>> begin EXCERPTED RECORDS
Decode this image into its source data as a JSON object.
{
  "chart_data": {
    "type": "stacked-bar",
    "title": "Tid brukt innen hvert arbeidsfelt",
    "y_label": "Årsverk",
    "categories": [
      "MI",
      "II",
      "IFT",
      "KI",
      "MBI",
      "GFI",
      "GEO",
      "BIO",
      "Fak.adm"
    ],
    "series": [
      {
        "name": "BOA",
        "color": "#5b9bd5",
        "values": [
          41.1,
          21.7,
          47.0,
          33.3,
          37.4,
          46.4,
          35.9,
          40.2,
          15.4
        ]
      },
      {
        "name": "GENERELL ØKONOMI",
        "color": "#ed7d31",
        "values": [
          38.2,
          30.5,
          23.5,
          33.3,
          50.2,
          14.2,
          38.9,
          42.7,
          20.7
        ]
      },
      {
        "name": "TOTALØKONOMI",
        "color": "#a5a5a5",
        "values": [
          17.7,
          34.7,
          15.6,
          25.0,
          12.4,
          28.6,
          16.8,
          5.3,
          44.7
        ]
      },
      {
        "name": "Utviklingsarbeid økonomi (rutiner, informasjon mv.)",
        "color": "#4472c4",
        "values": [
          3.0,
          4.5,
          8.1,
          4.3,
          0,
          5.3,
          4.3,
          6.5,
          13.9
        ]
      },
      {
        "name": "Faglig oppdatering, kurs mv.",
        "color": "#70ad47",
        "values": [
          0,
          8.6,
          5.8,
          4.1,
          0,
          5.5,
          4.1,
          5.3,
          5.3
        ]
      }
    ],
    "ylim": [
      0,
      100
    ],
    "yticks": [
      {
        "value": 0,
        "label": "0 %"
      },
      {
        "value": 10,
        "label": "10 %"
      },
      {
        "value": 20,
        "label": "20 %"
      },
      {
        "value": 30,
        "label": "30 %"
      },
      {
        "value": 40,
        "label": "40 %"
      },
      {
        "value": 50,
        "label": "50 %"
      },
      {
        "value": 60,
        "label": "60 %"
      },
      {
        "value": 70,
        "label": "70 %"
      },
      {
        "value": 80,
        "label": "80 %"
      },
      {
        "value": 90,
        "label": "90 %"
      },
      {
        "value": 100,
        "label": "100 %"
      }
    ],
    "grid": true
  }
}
>> end EXCERPTED RECORDS
§ WHAT TO DO:
Provide all the records again, word for word.

§ EXPECTED OUTPUT:
Decode this image into its source data as a JSON object.
{
  "chart_data": {
    "type": "stacked-bar",
    "title": "Tid brukt innen hvert arbeidsfelt",
    "y_label": "Årsverk",
    "categories": [
      "MI",
      "II",
      "IFT",
      "KI",
      "MBI",
      "GFI",
      "GEO",
      "BIO",
      "Fak.adm"
    ],
    "series": [
      {
        "name": "BOA",
        "color": "#5b9bd5",
        "values": [
          41.1,
          21.7,
          47.0,
          33.3,
          37.4,
          46.4,
          35.9,
          40.2,
          15.4
        ]
      },
      {
        "name": "GENERELL ØKONOMI",
        "color": "#ed7d31",
        "values": [
          38.2,
          30.5,
          23.5,
          33.3,
          50.2,
          14.2,
          38.9,
          42.7,
          20.7
        ]
      },
      {
        "name": "TOTALØKONOMI",
        "color": "#a5a5a5",
        "values": [
          17.7,
          34.7,
          15.6,
          25.0,
          12.4,
          28.6,
          16.8,
          5.3,
          44.7
        ]
      },
      {
        "name": "Utviklingsarbeid økonomi (rutiner, informasjon mv.)",
        "color": "#4472c4",
        "values": [
          3.0,
          4.5,
          8.1,
          4.3,
          0,
          5.3,
          4.3,
          6.5,
          13.9
        ]
      },
      {
        "name": "Faglig oppdatering, kurs mv.",
        "color": "#70ad47",
        "values": [
          0,
          8.6,
          5.8,
          4.1,
          0,
          5.5,
          4.1,
          5.3,
          5.3
        ]
      }
    ],
    "ylim": [
      0,
      100
    ],
    "yticks": [
      {
        "value": 0,
        "label": "0 %"
      },
      {
        "value": 10,
        "label": "10 %"
      },
      {
        "value": 20,
        "label": "20 %"
      },
      {
        "value": 30,
        "label": "30 %"
      },
      {
        "value": 40,
        "label": "40 %"
      },
      {
        "value": 50,
        "label": "50 %"
      },
      {
        "value": 60,
        "label": "60 %"
      },
      {
        "value": 70,
        "label": "70 %"
      },
      {
        "value": 80,
        "label": "80 %"
      },
      {
        "value": 90,
        "label": "90 %"
      },
      {
        "value": 100,
        "label": "100 %"
      }
    ],
    "grid": true
  }
}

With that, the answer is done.